--- begin Extracted entries ---
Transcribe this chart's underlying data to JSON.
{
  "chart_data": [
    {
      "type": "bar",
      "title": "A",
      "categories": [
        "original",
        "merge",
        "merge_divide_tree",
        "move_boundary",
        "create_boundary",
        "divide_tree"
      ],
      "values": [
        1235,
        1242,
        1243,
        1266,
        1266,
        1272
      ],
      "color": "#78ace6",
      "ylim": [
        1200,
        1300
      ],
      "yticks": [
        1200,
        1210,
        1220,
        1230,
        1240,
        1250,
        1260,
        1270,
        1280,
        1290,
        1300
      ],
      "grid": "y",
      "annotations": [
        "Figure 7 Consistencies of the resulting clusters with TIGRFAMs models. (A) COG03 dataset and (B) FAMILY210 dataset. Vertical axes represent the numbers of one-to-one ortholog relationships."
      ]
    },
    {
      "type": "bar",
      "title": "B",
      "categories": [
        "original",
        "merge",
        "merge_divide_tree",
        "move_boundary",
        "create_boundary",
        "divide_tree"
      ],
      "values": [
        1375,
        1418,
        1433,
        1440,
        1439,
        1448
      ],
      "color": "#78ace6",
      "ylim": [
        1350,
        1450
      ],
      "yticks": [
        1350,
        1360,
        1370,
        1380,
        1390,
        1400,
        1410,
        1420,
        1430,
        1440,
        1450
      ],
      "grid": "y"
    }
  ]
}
--- end Extracted entries ---
--- begin Extracted entries ---
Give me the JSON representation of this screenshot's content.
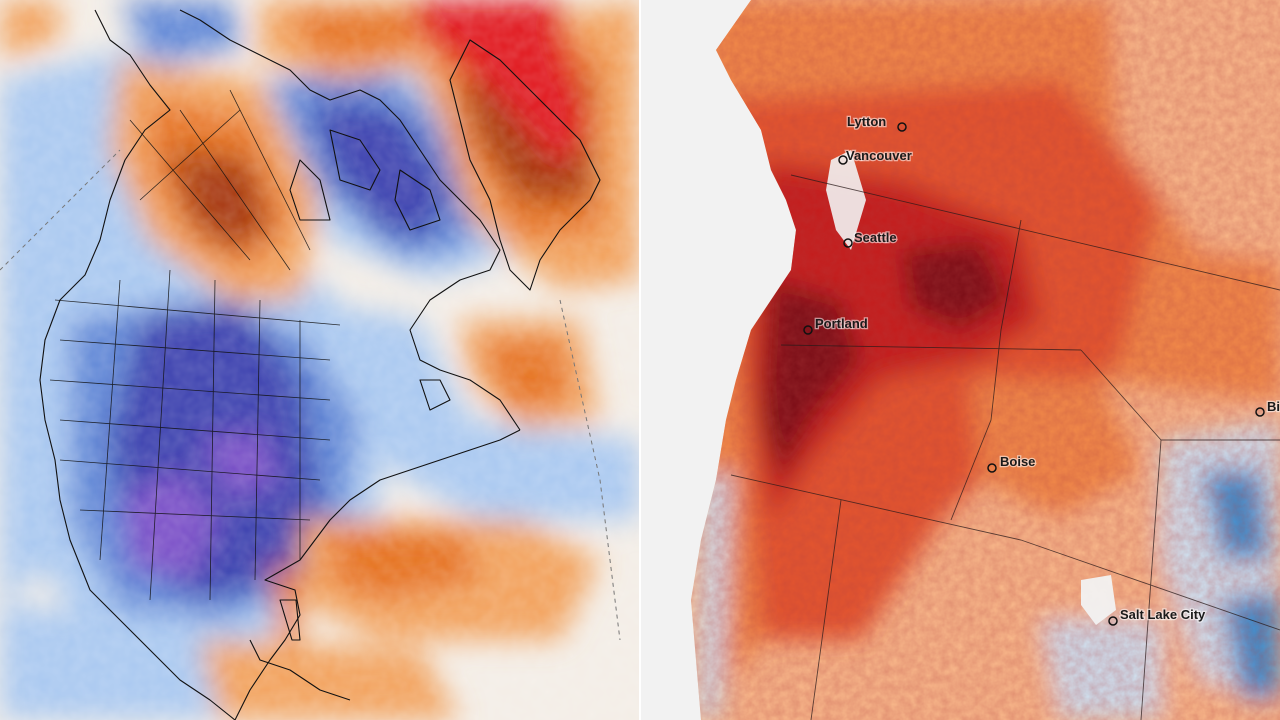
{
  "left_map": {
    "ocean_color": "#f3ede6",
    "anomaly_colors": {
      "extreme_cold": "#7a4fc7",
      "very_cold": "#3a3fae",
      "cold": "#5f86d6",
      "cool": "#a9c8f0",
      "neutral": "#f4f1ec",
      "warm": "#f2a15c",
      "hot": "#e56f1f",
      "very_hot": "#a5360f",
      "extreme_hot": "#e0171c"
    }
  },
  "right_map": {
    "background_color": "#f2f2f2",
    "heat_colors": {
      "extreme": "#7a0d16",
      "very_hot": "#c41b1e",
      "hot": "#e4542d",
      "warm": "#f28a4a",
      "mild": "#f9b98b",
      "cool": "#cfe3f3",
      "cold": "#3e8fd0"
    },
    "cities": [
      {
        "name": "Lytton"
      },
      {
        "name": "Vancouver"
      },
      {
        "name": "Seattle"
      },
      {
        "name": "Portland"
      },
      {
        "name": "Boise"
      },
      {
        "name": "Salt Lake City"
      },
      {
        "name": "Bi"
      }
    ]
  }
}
--- end Extracted entries ---
--- begin Extracted entries ---
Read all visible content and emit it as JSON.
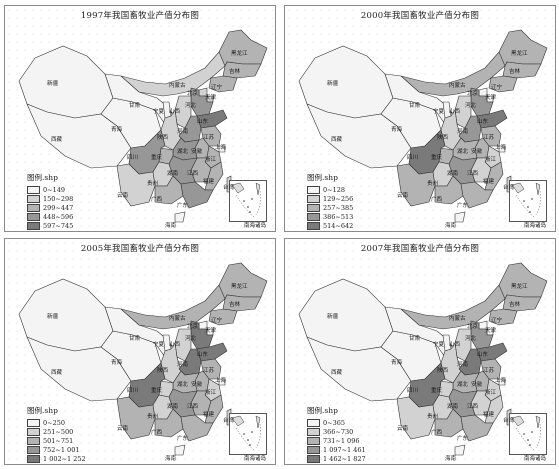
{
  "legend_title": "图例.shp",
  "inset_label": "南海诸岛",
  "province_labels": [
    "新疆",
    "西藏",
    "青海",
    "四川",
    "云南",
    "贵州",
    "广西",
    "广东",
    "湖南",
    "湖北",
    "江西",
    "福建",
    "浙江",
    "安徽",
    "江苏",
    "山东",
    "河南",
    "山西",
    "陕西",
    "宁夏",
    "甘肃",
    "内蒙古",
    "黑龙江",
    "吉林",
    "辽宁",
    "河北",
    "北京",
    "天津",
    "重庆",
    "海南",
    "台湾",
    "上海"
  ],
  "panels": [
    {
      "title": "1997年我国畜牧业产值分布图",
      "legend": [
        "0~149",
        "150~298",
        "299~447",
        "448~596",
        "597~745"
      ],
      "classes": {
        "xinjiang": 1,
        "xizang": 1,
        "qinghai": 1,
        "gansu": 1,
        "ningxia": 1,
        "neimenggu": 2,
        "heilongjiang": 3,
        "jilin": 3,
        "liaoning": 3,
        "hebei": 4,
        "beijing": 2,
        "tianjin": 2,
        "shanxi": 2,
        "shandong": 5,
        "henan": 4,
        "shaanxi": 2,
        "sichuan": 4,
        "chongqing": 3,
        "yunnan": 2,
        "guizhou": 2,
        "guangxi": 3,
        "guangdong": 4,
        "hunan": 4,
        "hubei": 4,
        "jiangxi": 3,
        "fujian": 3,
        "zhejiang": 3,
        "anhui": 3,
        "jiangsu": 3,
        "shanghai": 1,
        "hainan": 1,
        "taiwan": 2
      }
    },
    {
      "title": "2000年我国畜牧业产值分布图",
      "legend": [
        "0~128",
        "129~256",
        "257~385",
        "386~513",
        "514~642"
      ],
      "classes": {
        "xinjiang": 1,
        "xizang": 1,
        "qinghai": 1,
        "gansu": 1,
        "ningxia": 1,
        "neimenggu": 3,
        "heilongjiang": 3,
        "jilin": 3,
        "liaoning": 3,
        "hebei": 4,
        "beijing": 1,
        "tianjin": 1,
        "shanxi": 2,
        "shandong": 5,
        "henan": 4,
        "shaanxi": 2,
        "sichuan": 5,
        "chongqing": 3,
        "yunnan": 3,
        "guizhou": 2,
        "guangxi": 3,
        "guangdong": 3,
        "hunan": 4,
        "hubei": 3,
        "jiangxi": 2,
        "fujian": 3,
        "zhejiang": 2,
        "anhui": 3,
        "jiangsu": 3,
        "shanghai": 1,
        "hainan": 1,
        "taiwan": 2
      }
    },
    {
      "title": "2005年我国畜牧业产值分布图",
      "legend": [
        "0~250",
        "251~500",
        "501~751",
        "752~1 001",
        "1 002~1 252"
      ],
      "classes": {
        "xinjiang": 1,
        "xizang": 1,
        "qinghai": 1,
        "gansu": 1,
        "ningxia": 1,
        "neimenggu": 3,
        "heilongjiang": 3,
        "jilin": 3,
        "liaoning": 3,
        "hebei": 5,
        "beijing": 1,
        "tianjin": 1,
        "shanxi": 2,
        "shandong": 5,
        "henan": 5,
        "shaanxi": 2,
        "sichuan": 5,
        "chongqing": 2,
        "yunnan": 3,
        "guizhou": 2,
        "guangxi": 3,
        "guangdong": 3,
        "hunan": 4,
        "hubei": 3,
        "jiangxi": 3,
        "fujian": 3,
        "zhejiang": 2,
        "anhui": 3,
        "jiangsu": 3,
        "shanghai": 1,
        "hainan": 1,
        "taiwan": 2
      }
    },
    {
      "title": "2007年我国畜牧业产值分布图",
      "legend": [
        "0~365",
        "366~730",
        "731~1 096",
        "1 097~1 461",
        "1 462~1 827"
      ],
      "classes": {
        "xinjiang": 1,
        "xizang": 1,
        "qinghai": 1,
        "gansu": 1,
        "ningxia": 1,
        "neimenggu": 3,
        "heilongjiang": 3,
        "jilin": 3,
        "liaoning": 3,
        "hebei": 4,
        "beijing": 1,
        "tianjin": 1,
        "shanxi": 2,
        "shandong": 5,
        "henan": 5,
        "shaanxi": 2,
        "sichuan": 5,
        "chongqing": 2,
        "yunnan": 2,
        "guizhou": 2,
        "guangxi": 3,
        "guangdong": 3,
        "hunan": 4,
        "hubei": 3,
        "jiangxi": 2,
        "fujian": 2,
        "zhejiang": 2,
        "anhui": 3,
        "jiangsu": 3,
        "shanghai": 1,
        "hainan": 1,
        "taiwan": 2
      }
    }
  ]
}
--- end Extracted entries ---
• _Work instructions_
Show every line from the listing above in which the string "name" appears.

• _Exercise result_
        "name": "Lytton"
        "name": "Vancouver"
        "name": "Seattle"
        "name": "Portland"
        "name": "Boise"
        "name": "Salt Lake City"
        "name": "Bi"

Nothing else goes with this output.